--- start of Dataset extract ---

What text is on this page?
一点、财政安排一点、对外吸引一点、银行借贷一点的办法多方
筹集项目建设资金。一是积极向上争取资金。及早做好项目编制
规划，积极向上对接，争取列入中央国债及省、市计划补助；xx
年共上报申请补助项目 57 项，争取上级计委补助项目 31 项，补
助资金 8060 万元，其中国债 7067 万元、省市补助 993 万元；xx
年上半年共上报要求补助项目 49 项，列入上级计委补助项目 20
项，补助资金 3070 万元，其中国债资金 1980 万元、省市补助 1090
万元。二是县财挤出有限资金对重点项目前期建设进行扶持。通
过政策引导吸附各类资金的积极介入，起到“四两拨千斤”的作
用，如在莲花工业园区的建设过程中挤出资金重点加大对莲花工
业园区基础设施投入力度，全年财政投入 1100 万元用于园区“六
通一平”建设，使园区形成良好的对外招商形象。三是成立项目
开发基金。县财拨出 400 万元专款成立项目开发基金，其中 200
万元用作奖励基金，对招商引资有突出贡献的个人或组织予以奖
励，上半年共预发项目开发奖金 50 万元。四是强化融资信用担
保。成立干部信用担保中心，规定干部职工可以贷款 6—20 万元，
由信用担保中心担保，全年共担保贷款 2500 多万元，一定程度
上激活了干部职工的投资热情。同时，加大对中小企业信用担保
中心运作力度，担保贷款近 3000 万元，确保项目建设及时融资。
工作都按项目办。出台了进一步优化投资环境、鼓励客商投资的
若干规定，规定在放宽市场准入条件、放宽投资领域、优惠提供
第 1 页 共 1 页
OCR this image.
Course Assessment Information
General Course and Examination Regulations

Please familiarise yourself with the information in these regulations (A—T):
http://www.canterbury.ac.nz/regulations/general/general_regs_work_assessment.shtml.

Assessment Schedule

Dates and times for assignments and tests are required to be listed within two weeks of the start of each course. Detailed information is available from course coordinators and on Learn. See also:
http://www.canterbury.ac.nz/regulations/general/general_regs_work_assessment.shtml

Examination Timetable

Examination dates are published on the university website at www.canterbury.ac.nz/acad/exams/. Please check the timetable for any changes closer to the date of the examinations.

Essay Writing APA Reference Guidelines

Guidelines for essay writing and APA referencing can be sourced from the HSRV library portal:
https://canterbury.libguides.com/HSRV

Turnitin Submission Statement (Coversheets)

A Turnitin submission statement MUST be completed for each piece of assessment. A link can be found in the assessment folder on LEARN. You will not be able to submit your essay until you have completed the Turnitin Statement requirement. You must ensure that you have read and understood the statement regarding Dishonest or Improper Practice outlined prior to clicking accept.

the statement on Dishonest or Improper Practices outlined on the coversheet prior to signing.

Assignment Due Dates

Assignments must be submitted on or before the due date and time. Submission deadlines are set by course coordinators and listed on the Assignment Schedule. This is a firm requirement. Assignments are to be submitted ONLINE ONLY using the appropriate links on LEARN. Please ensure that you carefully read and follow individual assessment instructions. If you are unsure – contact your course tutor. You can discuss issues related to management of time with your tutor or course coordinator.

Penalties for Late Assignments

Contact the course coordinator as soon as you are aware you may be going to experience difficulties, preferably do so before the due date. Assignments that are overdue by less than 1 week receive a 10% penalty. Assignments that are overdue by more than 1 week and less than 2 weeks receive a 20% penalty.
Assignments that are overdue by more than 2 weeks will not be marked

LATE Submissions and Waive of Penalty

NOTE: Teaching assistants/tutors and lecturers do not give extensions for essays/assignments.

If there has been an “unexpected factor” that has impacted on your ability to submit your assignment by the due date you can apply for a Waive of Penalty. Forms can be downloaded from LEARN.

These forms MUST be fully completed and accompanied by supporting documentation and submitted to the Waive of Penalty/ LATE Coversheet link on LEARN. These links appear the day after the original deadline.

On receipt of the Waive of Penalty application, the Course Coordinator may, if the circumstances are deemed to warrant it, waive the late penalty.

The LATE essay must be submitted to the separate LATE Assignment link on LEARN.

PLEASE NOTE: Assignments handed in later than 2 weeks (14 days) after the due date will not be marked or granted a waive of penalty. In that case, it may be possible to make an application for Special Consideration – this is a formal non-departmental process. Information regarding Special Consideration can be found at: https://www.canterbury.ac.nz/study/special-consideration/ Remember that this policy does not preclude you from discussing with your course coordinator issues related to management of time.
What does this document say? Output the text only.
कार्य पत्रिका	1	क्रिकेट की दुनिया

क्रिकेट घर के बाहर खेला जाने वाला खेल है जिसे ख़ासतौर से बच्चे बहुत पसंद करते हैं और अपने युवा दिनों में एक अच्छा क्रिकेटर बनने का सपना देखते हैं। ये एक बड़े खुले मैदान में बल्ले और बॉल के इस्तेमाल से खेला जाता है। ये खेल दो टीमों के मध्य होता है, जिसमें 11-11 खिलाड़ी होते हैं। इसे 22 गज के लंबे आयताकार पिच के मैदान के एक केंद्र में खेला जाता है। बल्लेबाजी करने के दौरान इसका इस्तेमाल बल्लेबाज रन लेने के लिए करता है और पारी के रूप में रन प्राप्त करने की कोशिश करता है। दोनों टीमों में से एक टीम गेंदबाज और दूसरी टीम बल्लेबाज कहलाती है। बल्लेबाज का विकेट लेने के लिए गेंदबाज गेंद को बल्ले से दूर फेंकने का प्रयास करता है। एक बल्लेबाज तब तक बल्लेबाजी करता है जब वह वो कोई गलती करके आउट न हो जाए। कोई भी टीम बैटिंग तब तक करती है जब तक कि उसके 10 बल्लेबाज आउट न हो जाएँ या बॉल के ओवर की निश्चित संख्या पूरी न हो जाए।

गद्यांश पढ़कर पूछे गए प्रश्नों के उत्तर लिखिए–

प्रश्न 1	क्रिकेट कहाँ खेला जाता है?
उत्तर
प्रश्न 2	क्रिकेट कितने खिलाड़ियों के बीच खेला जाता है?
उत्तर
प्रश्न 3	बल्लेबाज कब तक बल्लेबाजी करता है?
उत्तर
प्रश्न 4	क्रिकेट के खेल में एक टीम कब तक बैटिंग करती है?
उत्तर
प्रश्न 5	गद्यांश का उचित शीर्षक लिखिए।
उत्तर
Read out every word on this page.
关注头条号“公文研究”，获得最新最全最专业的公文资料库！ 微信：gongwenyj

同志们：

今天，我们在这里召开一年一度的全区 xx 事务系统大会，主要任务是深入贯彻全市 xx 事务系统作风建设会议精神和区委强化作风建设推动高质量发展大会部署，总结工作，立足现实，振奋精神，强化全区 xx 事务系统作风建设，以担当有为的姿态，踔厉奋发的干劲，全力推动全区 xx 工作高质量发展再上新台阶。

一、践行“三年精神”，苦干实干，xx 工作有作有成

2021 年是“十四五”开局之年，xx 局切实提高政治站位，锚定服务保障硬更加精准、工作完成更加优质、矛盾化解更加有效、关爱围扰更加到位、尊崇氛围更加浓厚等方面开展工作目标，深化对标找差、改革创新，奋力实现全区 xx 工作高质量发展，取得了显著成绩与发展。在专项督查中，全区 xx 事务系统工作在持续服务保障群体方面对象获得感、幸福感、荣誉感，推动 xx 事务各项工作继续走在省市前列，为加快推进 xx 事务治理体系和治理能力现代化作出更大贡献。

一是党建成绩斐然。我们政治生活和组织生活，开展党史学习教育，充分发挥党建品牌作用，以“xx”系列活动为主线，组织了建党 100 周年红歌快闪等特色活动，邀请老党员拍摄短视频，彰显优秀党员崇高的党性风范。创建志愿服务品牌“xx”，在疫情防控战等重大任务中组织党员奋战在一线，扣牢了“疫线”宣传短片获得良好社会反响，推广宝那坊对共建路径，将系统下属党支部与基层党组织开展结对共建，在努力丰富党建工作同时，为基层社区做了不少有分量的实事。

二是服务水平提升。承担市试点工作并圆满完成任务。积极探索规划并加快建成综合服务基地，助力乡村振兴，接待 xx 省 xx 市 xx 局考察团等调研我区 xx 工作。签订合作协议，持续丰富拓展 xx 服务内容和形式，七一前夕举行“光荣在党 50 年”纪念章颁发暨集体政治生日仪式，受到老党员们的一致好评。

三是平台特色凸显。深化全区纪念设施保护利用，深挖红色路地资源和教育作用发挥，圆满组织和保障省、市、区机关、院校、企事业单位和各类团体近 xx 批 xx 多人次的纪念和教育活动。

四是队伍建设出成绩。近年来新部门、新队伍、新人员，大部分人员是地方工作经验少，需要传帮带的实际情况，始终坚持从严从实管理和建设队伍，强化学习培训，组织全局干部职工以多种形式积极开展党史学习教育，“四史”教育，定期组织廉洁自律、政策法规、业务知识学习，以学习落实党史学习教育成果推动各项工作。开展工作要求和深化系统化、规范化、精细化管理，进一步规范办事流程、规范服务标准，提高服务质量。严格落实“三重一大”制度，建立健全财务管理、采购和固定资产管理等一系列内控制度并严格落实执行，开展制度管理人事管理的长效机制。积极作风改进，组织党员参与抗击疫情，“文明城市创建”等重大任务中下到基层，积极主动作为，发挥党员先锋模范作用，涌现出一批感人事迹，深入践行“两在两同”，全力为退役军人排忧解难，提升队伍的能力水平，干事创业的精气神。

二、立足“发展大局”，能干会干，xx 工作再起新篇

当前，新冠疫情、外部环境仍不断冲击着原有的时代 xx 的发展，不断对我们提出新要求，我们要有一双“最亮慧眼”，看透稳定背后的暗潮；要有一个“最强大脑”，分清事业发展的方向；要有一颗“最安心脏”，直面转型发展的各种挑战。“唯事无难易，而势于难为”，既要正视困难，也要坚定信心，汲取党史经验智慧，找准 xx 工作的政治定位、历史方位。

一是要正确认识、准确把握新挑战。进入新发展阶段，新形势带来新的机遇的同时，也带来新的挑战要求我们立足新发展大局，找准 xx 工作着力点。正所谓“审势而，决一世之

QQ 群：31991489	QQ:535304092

--- end of Dataset extract ---

What is being asked =
Check each line of the records above for "outlined", and copy those that have it.

Full answer =
A Turnitin submission statement MUST be completed for each piece of assessment. A link can be found in the assessment folder on LEARN. You will not be able to submit your essay until you have completed the Turnitin Statement requirement. You must ensure that you have read and understood the statement regarding Dishonest or Improper Practice outlined prior to clicking accept.
the statement on Dishonest or Improper Practices outlined on the coversheet prior to signing.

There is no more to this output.